Data records
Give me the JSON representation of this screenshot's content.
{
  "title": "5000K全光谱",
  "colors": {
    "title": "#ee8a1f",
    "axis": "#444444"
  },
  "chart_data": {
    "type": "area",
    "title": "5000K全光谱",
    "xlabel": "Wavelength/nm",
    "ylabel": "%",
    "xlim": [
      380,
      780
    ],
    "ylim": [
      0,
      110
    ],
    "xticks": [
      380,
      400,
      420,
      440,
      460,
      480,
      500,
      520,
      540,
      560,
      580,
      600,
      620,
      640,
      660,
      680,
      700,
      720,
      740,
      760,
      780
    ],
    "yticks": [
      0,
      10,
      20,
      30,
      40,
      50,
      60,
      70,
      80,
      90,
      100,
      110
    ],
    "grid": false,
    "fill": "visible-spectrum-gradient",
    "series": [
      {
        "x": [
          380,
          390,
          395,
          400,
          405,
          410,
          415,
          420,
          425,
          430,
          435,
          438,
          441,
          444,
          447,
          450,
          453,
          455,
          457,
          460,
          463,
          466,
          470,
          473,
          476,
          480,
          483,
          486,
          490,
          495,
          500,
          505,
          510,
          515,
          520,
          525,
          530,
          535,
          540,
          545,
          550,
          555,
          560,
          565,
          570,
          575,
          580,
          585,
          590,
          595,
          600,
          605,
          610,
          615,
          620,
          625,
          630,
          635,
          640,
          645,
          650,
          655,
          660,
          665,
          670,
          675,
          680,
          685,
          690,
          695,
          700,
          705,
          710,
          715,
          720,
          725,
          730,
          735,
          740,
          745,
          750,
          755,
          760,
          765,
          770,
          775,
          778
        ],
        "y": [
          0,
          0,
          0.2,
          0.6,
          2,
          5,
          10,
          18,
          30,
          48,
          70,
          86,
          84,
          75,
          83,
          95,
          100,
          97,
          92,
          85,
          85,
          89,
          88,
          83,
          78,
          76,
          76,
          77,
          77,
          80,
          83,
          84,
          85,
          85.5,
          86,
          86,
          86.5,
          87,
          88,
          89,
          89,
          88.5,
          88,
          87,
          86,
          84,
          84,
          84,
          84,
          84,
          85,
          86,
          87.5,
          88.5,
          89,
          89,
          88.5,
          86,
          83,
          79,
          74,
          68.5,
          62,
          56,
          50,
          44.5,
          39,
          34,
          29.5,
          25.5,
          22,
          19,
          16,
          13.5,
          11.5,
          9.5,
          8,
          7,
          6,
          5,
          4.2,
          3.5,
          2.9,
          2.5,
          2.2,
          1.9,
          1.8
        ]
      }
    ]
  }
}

Set task
Word for word, extract all the records.

Exercise answer
Give me the JSON representation of this screenshot's content.
{
  "title": "5000K全光谱",
  "colors": {
    "title": "#ee8a1f",
    "axis": "#444444"
  },
  "chart_data": {
    "type": "area",
    "title": "5000K全光谱",
    "xlabel": "Wavelength/nm",
    "ylabel": "%",
    "xlim": [
      380,
      780
    ],
    "ylim": [
      0,
      110
    ],
    "xticks": [
      380,
      400,
      420,
      440,
      460,
      480,
      500,
      520,
      540,
      560,
      580,
      600,
      620,
      640,
      660,
      680,
      700,
      720,
      740,
      760,
      780
    ],
    "yticks": [
      0,
      10,
      20,
      30,
      40,
      50,
      60,
      70,
      80,
      90,
      100,
      110
    ],
    "grid": false,
    "fill": "visible-spectrum-gradient",
    "series": [
      {
        "x": [
          380,
          390,
          395,
          400,
          405,
          410,
          415,
          420,
          425,
          430,
          435,
          438,
          441,
          444,
          447,
          450,
          453,
          455,
          457,
          460,
          463,
          466,
          470,
          473,
          476,
          480,
          483,
          486,
          490,
          495,
          500,
          505,
          510,
          515,
          520,
          525,
          530,
          535,
          540,
          545,
          550,
          555,
          560,
          565,
          570,
          575,
          580,
          585,
          590,
          595,
          600,
          605,
          610,
          615,
          620,
          625,
          630,
          635,
          640,
          645,
          650,
          655,
          660,
          665,
          670,
          675,
          680,
          685,
          690,
          695,
          700,
          705,
          710,
          715,
          720,
          725,
          730,
          735,
          740,
          745,
          750,
          755,
          760,
          765,
          770,
          775,
          778
        ],
        "y": [
          0,
          0,
          0.2,
          0.6,
          2,
          5,
          10,
          18,
          30,
          48,
          70,
          86,
          84,
          75,
          83,
          95,
          100,
          97,
          92,
          85,
          85,
          89,
          88,
          83,
          78,
          76,
          76,
          77,
          77,
          80,
          83,
          84,
          85,
          85.5,
          86,
          86,
          86.5,
          87,
          88,
          89,
          89,
          88.5,
          88,
          87,
          86,
          84,
          84,
          84,
          84,
          84,
          85,
          86,
          87.5,
          88.5,
          89,
          89,
          88.5,
          86,
          83,
          79,
          74,
          68.5,
          62,
          56,
          50,
          44.5,
          39,
          34,
          29.5,
          25.5,
          22,
          19,
          16,
          13.5,
          11.5,
          9.5,
          8,
          7,
          6,
          5,
          4.2,
          3.5,
          2.9,
          2.5,
          2.2,
          1.9,
          1.8
        ]
      }
    ]
  }
}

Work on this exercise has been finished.